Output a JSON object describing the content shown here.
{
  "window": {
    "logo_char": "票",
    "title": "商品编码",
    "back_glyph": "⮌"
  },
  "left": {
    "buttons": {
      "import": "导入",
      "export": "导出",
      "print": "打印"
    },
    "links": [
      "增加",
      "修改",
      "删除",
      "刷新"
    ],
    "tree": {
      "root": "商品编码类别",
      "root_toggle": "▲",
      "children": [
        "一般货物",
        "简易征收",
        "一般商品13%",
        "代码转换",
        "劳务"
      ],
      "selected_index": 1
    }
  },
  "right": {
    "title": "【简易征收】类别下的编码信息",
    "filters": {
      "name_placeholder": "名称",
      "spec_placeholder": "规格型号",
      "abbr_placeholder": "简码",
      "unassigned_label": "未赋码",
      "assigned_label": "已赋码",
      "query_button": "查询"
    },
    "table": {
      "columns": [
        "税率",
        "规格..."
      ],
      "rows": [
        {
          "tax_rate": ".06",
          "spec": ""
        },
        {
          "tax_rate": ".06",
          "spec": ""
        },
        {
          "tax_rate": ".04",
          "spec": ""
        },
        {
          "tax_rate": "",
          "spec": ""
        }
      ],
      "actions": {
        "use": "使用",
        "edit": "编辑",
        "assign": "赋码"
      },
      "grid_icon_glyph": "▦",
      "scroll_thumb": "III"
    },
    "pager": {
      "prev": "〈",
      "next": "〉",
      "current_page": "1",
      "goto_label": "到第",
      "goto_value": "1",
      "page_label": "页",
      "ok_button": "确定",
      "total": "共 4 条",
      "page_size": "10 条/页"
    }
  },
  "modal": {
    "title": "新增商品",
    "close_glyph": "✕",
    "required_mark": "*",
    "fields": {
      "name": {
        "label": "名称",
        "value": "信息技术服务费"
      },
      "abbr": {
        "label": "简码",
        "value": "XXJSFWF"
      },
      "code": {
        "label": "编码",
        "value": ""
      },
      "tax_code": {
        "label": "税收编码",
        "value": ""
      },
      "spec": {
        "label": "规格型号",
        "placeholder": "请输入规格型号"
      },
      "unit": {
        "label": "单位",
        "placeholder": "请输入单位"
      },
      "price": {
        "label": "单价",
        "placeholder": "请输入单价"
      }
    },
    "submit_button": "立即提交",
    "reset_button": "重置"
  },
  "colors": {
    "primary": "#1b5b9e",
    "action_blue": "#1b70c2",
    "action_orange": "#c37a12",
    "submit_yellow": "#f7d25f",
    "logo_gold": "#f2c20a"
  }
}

^^^^

## GOAL OF THE EXERCISE
Identify the lines of the entries containing the string "title". Copy each such line.

## RESPONSE
    "title": "商品编码",
    "title": "【简易征收】类别下的编码信息",
    "title": "新增商品",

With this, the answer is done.